[Opening Information provided section]

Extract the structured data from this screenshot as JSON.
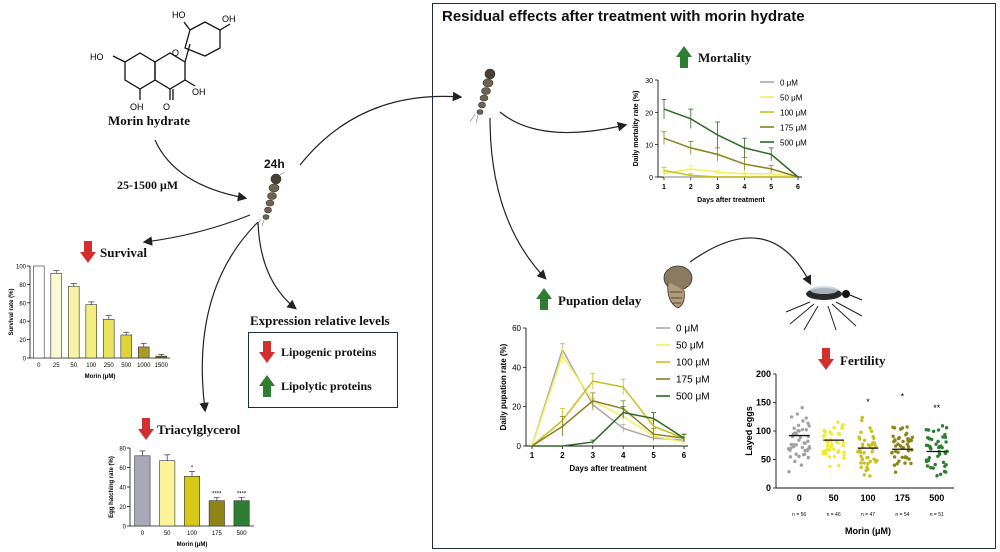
{
  "colors": {
    "green": "#2e7d32",
    "red": "#d32f2f",
    "navy": "#1f2a44",
    "arrow": "#222"
  },
  "morin": {
    "name": "Morin hydrate",
    "dose": "25-1500 μM",
    "time": "24h"
  },
  "chem_labels": {
    "ho_top": "HO",
    "oh_right": "OH",
    "ho_left": "HO",
    "oh_bottom_right": "OH",
    "oh_bottom": "OH",
    "o_ring": "O",
    "o_keto": "O"
  },
  "panel": {
    "title": "Residual effects after treatment with morin hydrate"
  },
  "labels": {
    "survival": "Survival",
    "triacylglycerol": "Triacylglycerol",
    "mortality": "Mortality",
    "pupation": "Pupation delay",
    "fertility": "Fertility",
    "expression": "Expression relative levels",
    "lipogenic": "Lipogenic proteins",
    "lipolytic": "Lipolytic proteins"
  },
  "legend_entries": [
    "0 μM",
    "50 μM",
    "100 μM",
    "175 μM",
    "500 μM"
  ],
  "legend_colors": [
    "#a9a9a9",
    "#f5ef5a",
    "#c8bf1f",
    "#8c7f1c",
    "#2e6b26"
  ],
  "chart_data": [
    {
      "id": "survival",
      "type": "bar",
      "categories": [
        "0",
        "25",
        "50",
        "100",
        "250",
        "500",
        "1000",
        "1500"
      ],
      "values": [
        100,
        92,
        78,
        58,
        42,
        25,
        12,
        2
      ],
      "errors": [
        0,
        3,
        3,
        3,
        4,
        3,
        4,
        2
      ],
      "colors": [
        "#ffffff",
        "#fafad2",
        "#f6f3a8",
        "#f3ee80",
        "#ece35c",
        "#e0d23a",
        "#a89b2a",
        "#7a6f1e"
      ],
      "ylabel": "Survival rate (%)",
      "xlabel": "Morin (μM)",
      "ylim": [
        0,
        100
      ],
      "yticks": [
        "0",
        "20",
        "40",
        "60",
        "80",
        "100"
      ]
    },
    {
      "id": "triacylglycerol",
      "type": "bar",
      "categories": [
        "0",
        "50",
        "100",
        "175",
        "500"
      ],
      "values": [
        72,
        67,
        51,
        26,
        26
      ],
      "errors": [
        5,
        6,
        5,
        3,
        3
      ],
      "significance": [
        "",
        "",
        "*",
        "****",
        "****"
      ],
      "colors": [
        "#a8a8b8",
        "#fbf29a",
        "#d6c91a",
        "#8f8418",
        "#2e7d32"
      ],
      "ylabel": "Egg hatching rate (%)",
      "xlabel": "Morin (μM)",
      "ylim": [
        0,
        80
      ],
      "yticks": [
        "0",
        "20",
        "40",
        "60",
        "80"
      ]
    },
    {
      "id": "mortality",
      "type": "line",
      "x": [
        1,
        2,
        3,
        4,
        5,
        6
      ],
      "series": [
        {
          "name": "0 μM",
          "values": [
            0,
            0,
            0,
            0,
            0,
            0
          ],
          "errors": [
            0,
            0,
            0,
            0,
            0,
            0
          ]
        },
        {
          "name": "50 μM",
          "values": [
            1,
            2.5,
            1.5,
            1,
            1,
            0
          ],
          "errors": [
            1,
            1,
            0.5,
            0.5,
            0.5,
            0
          ]
        },
        {
          "name": "100 μM",
          "values": [
            2,
            0.5,
            0,
            0,
            0,
            0
          ],
          "errors": [
            1,
            0.5,
            0,
            0,
            0,
            0
          ]
        },
        {
          "name": "175 μM",
          "values": [
            12,
            9,
            7,
            4,
            2.5,
            0
          ],
          "errors": [
            2,
            2,
            2,
            2,
            1,
            0
          ]
        },
        {
          "name": "500 μM",
          "values": [
            21,
            18,
            13,
            9,
            7,
            0
          ],
          "errors": [
            3,
            3,
            4,
            3,
            2,
            0
          ]
        }
      ],
      "xlabel": "Days after treatment",
      "ylabel": "Daily mortality rate (%)",
      "xlim": [
        1,
        6
      ],
      "ylim": [
        0,
        30
      ],
      "yticks": [
        "0",
        "10",
        "20",
        "30"
      ],
      "xticks": [
        "1",
        "2",
        "3",
        "4",
        "5",
        "6"
      ]
    },
    {
      "id": "pupation",
      "type": "line",
      "x": [
        1,
        2,
        3,
        4,
        5,
        6
      ],
      "series": [
        {
          "name": "0 μM",
          "values": [
            0,
            49,
            21,
            9,
            4,
            3
          ],
          "errors": [
            0,
            3,
            3,
            2,
            2,
            1
          ]
        },
        {
          "name": "50 μM",
          "values": [
            0,
            46,
            23,
            15,
            5,
            2
          ],
          "errors": [
            0,
            4,
            4,
            4,
            3,
            2
          ]
        },
        {
          "name": "100 μM",
          "values": [
            0,
            13,
            33,
            30,
            10,
            4
          ],
          "errors": [
            0,
            6,
            4,
            4,
            3,
            2
          ]
        },
        {
          "name": "175 μM",
          "values": [
            0,
            10,
            23,
            19,
            6,
            4
          ],
          "errors": [
            0,
            5,
            4,
            4,
            3,
            2
          ]
        },
        {
          "name": "500 μM",
          "values": [
            0,
            0,
            2,
            17,
            14,
            4
          ],
          "errors": [
            0,
            0,
            1,
            3,
            3,
            2
          ]
        }
      ],
      "xlabel": "Days after treatment",
      "ylabel": "Daily pupation rate (%)",
      "xlim": [
        1,
        6
      ],
      "ylim": [
        0,
        60
      ],
      "yticks": [
        "0",
        "20",
        "40",
        "60"
      ],
      "xticks": [
        "1",
        "2",
        "3",
        "4",
        "5",
        "6"
      ]
    },
    {
      "id": "fertility",
      "type": "scatter",
      "categories": [
        "0",
        "50",
        "100",
        "175",
        "500"
      ],
      "means": [
        92,
        84,
        70,
        68,
        64
      ],
      "spread": [
        [
          10,
          160
        ],
        [
          20,
          140
        ],
        [
          10,
          140
        ],
        [
          10,
          150
        ],
        [
          5,
          130
        ]
      ],
      "counts": [
        "n = 56",
        "n = 46",
        "n = 47",
        "n = 54",
        "n = 51"
      ],
      "significance": [
        "",
        "",
        "*",
        "*",
        "**"
      ],
      "colors": [
        "#a0a0a8",
        "#f2ea30",
        "#c9c01f",
        "#8c841a",
        "#2e7d32"
      ],
      "ylabel": "Layed eggs",
      "xlabel": "Morin (μM)",
      "ylim": [
        0,
        200
      ],
      "yticks": [
        "0",
        "50",
        "100",
        "150",
        "200"
      ]
    }
  ]
}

[Closing Information provided section]

## Task instructions
Find every line in the records that has the word "proteins". Then report the count alone.

## Completed exercise
2